Records about charts and figures:
====================

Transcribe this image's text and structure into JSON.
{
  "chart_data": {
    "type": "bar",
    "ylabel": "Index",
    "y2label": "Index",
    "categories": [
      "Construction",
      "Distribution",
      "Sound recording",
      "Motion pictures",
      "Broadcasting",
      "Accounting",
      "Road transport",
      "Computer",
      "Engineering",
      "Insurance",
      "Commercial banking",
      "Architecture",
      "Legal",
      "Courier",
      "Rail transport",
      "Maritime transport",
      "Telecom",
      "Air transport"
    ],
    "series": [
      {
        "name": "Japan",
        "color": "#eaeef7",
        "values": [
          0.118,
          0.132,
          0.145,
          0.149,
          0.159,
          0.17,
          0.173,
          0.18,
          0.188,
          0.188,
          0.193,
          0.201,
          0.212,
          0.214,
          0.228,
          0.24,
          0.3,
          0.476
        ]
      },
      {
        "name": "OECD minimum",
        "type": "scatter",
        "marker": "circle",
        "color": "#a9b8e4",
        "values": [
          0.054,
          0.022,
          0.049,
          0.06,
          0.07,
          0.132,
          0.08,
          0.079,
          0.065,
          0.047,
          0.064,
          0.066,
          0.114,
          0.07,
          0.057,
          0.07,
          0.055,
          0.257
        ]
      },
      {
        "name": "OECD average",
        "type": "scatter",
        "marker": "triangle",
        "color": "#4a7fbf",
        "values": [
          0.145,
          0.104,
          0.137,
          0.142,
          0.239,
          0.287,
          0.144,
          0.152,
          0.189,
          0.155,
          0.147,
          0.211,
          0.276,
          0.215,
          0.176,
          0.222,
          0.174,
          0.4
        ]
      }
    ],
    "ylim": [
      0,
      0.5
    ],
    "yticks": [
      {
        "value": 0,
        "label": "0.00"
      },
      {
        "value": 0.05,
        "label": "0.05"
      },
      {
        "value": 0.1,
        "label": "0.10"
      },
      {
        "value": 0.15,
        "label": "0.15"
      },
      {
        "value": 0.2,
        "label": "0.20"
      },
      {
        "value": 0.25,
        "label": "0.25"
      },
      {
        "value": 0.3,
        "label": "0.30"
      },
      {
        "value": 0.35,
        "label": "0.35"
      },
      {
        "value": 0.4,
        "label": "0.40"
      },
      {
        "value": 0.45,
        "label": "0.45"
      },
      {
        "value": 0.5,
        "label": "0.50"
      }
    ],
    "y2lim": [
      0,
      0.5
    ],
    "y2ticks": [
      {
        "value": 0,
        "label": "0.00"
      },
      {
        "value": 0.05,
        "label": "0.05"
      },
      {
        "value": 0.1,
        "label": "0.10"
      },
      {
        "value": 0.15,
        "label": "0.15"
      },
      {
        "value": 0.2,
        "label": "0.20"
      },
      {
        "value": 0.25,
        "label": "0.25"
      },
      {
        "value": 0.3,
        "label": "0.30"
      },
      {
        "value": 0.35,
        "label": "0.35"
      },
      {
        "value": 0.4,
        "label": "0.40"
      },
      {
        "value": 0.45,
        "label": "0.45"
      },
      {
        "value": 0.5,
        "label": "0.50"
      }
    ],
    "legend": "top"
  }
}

====================

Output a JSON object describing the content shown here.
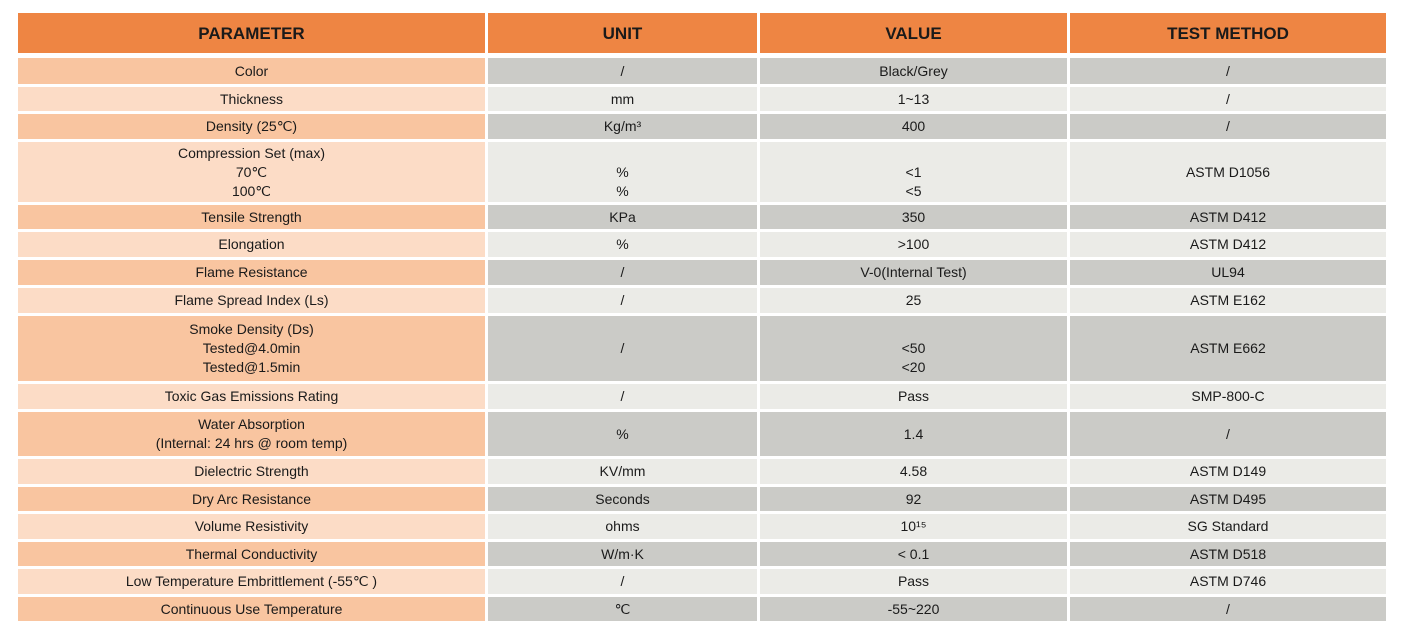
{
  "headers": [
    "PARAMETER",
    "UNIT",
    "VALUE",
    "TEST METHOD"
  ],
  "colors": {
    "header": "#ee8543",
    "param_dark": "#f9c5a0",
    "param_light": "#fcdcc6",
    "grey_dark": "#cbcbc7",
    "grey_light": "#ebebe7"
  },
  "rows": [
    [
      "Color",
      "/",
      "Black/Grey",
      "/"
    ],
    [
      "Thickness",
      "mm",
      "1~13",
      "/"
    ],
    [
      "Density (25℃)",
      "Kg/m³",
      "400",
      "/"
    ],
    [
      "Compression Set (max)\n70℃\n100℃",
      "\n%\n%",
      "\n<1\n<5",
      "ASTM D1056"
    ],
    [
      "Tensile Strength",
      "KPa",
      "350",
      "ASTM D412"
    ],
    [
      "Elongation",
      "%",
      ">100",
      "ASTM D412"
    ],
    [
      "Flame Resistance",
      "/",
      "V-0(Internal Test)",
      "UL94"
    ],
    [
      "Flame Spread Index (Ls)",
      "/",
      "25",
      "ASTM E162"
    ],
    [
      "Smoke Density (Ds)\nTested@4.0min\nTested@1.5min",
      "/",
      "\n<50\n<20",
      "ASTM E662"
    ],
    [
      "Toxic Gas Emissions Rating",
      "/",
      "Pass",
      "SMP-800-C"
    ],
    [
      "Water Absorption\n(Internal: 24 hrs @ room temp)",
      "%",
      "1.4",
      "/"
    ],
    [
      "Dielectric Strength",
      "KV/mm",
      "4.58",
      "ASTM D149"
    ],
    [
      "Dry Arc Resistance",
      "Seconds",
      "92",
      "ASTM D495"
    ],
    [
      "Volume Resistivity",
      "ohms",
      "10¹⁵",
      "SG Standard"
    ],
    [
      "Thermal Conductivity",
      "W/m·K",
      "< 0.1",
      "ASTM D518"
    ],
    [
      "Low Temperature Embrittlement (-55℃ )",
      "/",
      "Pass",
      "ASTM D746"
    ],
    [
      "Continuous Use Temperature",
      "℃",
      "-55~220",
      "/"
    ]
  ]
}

====================

◆ Instructions for the task
Pull out every line above that holds the word "Density".

◆ Output for this task
      "Density (25℃)",
      "Smoke Density (Ds)\nTested@4.0min\nTested@1.5min",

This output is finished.